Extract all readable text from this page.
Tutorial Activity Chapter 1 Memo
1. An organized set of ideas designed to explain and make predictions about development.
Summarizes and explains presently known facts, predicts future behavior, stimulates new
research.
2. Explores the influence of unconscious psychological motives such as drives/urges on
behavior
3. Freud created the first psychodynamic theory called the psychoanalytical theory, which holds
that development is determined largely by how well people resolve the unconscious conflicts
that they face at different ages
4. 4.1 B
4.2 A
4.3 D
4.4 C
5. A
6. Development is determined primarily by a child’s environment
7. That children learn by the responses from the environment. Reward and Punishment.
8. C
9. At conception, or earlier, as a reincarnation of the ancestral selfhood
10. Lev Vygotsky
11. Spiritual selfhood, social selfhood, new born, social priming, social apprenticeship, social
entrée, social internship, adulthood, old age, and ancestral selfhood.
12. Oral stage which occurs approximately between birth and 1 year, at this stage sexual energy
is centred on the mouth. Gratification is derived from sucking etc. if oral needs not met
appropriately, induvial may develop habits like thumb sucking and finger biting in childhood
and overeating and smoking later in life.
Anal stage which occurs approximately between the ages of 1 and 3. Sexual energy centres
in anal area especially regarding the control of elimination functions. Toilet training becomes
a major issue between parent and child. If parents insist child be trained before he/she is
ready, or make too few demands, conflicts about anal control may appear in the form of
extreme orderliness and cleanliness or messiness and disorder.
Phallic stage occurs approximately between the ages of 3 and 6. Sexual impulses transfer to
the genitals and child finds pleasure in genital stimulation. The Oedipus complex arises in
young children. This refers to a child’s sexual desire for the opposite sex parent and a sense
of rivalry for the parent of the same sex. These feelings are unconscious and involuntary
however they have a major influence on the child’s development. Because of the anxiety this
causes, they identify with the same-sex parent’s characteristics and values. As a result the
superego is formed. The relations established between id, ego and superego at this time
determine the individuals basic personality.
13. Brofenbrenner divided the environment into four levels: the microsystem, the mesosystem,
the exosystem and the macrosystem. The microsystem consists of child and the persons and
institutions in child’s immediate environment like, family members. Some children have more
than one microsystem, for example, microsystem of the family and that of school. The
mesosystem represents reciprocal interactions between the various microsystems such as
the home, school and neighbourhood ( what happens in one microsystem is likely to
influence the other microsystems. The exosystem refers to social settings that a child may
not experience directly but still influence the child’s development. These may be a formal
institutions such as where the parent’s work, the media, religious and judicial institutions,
----------------------------------------
#### [Goal]
Write out the whole listing exactly.

#### [Problem solution]
Extract all readable text from this page.
Tutorial Activity Chapter 1 Memo
1. An organized set of ideas designed to explain and make predictions about development.
Summarizes and explains presently known facts, predicts future behavior, stimulates new
research.
2. Explores the influence of unconscious psychological motives such as drives/urges on
behavior
3. Freud created the first psychodynamic theory called the psychoanalytical theory, which holds
that development is determined largely by how well people resolve the unconscious conflicts
that they face at different ages
4. 4.1 B
4.2 A
4.3 D
4.4 C
5. A
6. Development is determined primarily by a child’s environment
7. That children learn by the responses from the environment. Reward and Punishment.
8. C
9. At conception, or earlier, as a reincarnation of the ancestral selfhood
10. Lev Vygotsky
11. Spiritual selfhood, social selfhood, new born, social priming, social apprenticeship, social
entrée, social internship, adulthood, old age, and ancestral selfhood.
12. Oral stage which occurs approximately between birth and 1 year, at this stage sexual energy
is centred on the mouth. Gratification is derived from sucking etc. if oral needs not met
appropriately, induvial may develop habits like thumb sucking and finger biting in childhood
and overeating and smoking later in life.
Anal stage which occurs approximately between the ages of 1 and 3. Sexual energy centres
in anal area especially regarding the control of elimination functions. Toilet training becomes
a major issue between parent and child. If parents insist child be trained before he/she is
ready, or make too few demands, conflicts about anal control may appear in the form of
extreme orderliness and cleanliness or messiness and disorder.
Phallic stage occurs approximately between the ages of 3 and 6. Sexual impulses transfer to
the genitals and child finds pleasure in genital stimulation. The Oedipus complex arises in
young children. This refers to a child’s sexual desire for the opposite sex parent and a sense
of rivalry for the parent of the same sex. These feelings are unconscious and involuntary
however they have a major influence on the child’s development. Because of the anxiety this
causes, they identify with the same-sex parent’s characteristics and values. As a result the
superego is formed. The relations established between id, ego and superego at this time
determine the individuals basic personality.
13. Brofenbrenner divided the environment into four levels: the microsystem, the mesosystem,
the exosystem and the macrosystem. The microsystem consists of child and the persons and
institutions in child’s immediate environment like, family members. Some children have more
than one microsystem, for example, microsystem of the family and that of school. The
mesosystem represents reciprocal interactions between the various microsystems such as
the home, school and neighbourhood ( what happens in one microsystem is likely to
influence the other microsystems. The exosystem refers to social settings that a child may
not experience directly but still influence the child’s development. These may be a formal
institutions such as where the parent’s work, the media, religious and judicial institutions,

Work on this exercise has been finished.